Stated goal: Write out every entry exactly as it stands.

Data supplied:
============
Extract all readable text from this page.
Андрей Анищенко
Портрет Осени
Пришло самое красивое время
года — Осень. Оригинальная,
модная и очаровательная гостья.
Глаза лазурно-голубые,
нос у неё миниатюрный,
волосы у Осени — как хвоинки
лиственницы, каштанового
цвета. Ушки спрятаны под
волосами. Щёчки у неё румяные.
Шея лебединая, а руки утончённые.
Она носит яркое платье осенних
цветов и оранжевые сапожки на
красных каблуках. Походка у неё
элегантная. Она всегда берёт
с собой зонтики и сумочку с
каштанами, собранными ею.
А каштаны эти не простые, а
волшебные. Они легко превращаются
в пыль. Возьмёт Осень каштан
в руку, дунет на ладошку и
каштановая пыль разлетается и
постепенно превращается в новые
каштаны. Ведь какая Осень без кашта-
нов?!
============
Solution to this exercise:
Extract all readable text from this page.
Андрей Анищенко
Портрет Осени
Пришло самое красивое время
года — Осень. Оригинальная,
модная и очаровательная гостья.
Глаза лазурно-голубые,
нос у неё миниатюрный,
волосы у Осени — как хвоинки
лиственницы, каштанового
цвета. Ушки спрятаны под
волосами. Щёчки у неё румяные.
Шея лебединая, а руки утончённые.
Она носит яркое платье осенних
цветов и оранжевые сапожки на
красных каблуках. Походка у неё
элегантная. Она всегда берёт
с собой зонтики и сумочку с
каштанами, собранными ею.
А каштаны эти не простые, а
волшебные. Они легко превращаются
в пыль. Возьмёт Осень каштан
в руку, дунет на ладошку и
каштановая пыль разлетается и
постепенно превращается в новые
каштаны. Ведь какая Осень без кашта-
нов?!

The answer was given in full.